— start of SUPPLIED DATA —

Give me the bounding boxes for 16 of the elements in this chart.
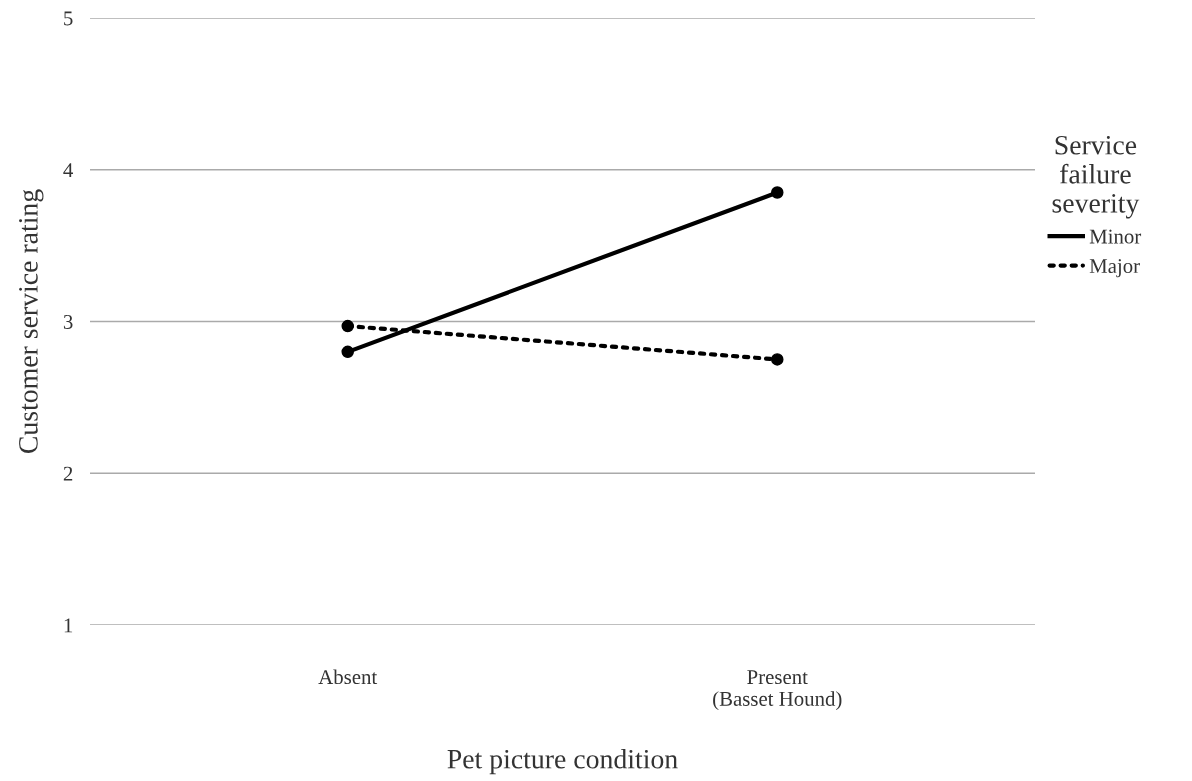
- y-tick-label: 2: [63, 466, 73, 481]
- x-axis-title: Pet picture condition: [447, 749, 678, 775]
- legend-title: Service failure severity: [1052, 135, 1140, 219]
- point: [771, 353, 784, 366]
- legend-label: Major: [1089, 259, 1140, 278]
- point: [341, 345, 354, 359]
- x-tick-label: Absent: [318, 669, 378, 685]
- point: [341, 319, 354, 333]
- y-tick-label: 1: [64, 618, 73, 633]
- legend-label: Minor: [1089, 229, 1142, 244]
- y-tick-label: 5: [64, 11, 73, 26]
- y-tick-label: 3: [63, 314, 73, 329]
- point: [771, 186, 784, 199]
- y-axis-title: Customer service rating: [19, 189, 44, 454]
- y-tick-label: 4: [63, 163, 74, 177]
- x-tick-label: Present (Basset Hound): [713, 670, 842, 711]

— end of SUPPLIED DATA —
— start of SUPPLIED DATA —

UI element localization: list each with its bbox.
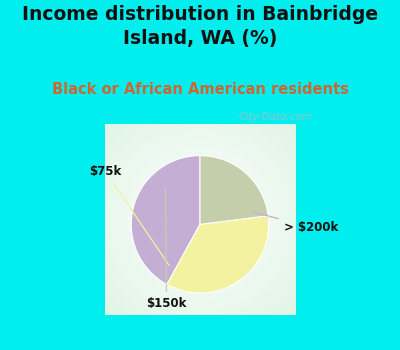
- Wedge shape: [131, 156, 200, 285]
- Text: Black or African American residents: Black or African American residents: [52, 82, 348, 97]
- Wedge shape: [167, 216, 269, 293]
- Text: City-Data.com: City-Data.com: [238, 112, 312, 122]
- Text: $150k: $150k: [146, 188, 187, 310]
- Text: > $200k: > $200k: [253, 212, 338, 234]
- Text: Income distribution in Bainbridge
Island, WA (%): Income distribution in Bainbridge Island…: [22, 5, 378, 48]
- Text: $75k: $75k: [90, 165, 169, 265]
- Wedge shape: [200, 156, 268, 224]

— end of SUPPLIED DATA —
— start of SUPPLIED DATA —

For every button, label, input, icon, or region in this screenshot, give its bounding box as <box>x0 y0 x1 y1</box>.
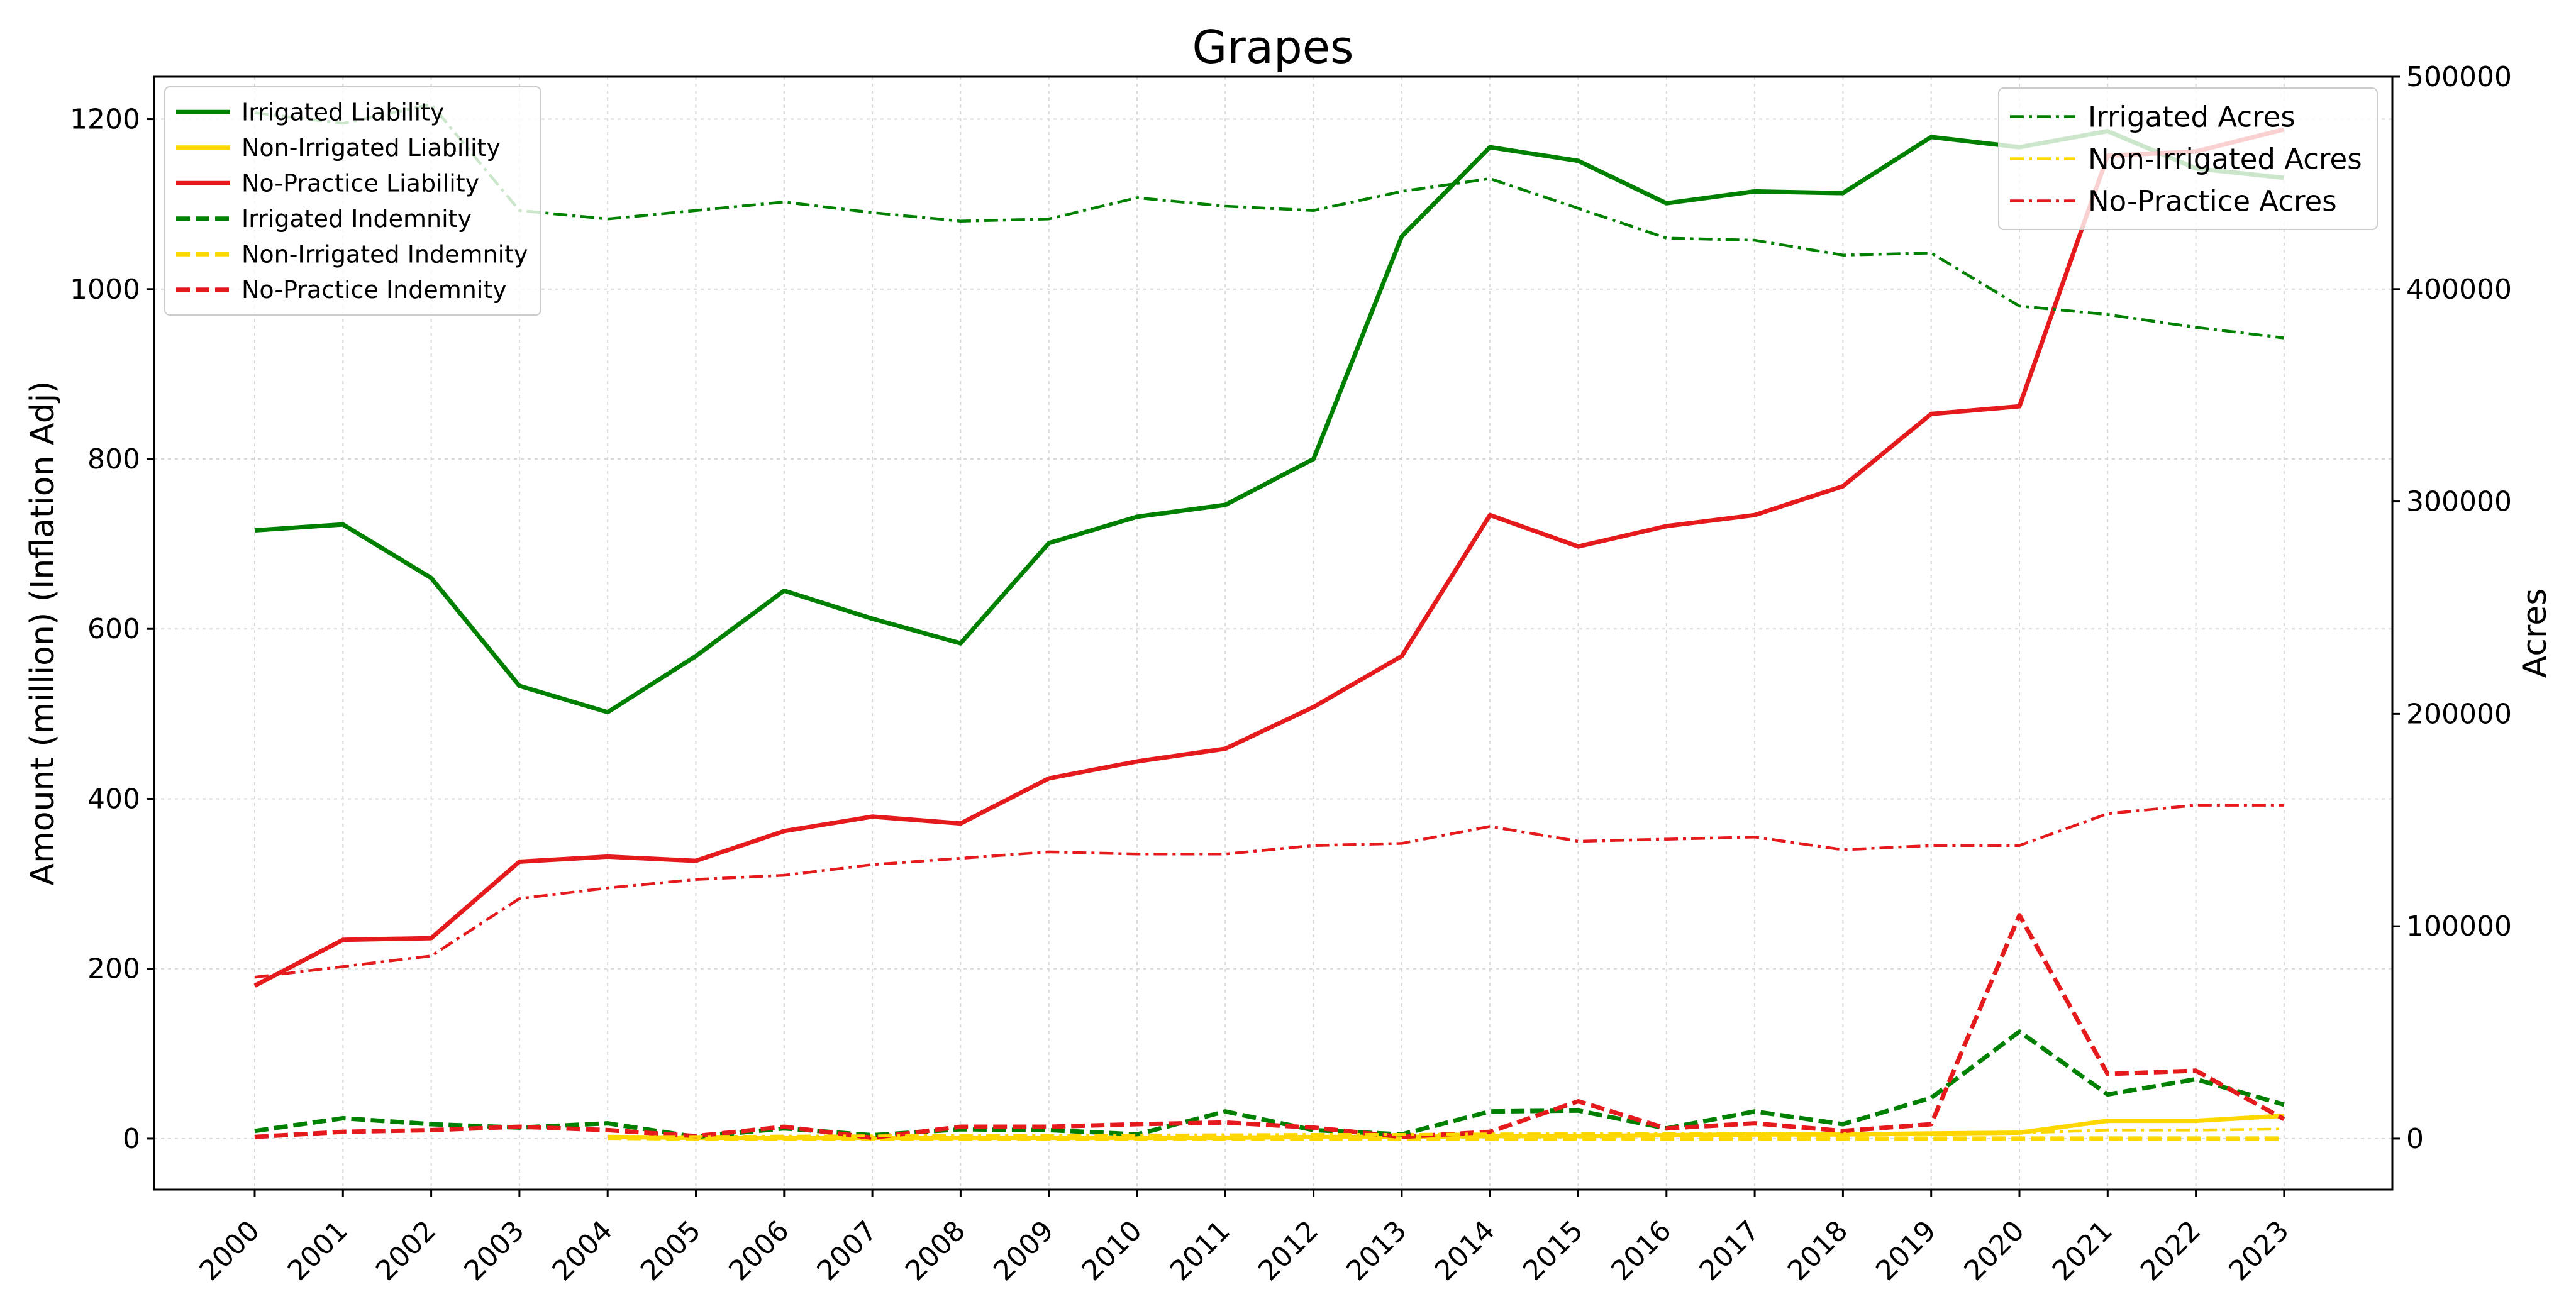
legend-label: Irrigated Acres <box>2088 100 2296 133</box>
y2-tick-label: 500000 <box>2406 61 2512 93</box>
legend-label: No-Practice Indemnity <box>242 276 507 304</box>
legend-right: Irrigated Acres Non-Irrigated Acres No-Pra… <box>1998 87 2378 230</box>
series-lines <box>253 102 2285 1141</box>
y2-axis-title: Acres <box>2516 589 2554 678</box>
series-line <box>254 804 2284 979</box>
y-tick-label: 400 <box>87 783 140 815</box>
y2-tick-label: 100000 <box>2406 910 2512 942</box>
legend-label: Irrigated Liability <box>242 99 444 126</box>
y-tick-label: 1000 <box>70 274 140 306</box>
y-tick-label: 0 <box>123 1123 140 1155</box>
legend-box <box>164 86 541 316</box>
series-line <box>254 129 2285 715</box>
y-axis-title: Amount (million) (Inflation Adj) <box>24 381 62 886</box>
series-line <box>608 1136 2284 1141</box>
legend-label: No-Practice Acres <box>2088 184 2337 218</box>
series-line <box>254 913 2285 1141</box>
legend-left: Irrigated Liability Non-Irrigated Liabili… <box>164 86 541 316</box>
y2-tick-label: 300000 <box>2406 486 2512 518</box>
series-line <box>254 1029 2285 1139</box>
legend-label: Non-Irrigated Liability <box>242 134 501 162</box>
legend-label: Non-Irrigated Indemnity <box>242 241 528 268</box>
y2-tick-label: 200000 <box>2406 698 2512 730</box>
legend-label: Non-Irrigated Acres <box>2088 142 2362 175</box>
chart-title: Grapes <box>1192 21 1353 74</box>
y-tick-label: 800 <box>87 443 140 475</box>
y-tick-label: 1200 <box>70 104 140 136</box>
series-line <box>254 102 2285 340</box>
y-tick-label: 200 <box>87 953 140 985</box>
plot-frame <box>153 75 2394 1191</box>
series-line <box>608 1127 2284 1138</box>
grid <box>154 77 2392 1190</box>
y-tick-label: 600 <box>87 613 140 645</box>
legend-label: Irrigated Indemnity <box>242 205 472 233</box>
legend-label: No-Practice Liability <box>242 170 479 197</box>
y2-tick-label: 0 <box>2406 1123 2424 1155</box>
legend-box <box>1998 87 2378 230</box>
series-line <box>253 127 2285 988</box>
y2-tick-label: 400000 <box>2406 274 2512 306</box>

— end of SUPPLIED DATA —

Reproduce the lines from the line containing "- y-tick-label: 2: [63, 466, 73, 481]" to the line containing "- x-tick-label: Present", both included, without changing anything.

SOLUTION TO THIS EXERCISE:
- y-tick-label: 2: [63, 466, 73, 481]
- x-axis-title: Pet picture condition: [447, 749, 678, 775]
- legend-title: Service failure severity: [1052, 135, 1140, 219]
- point: [771, 353, 784, 366]
- legend-label: Major: [1089, 259, 1140, 278]
- point: [341, 345, 354, 359]
- x-tick-label: Absent: [318, 669, 378, 685]
- point: [341, 319, 354, 333]
- y-tick-label: 1: [64, 618, 73, 633]
- legend-label: Minor: [1089, 229, 1142, 244]
- y-tick-label: 5: [64, 11, 73, 26]
- y-tick-label: 3: [63, 314, 73, 329]
- point: [771, 186, 784, 199]
- y-axis-title: Customer service rating: [19, 189, 44, 454]
- y-tick-label: 4: [63, 163, 74, 177]
- x-tick-label: Present (Basset Hound): [713, 670, 842, 711]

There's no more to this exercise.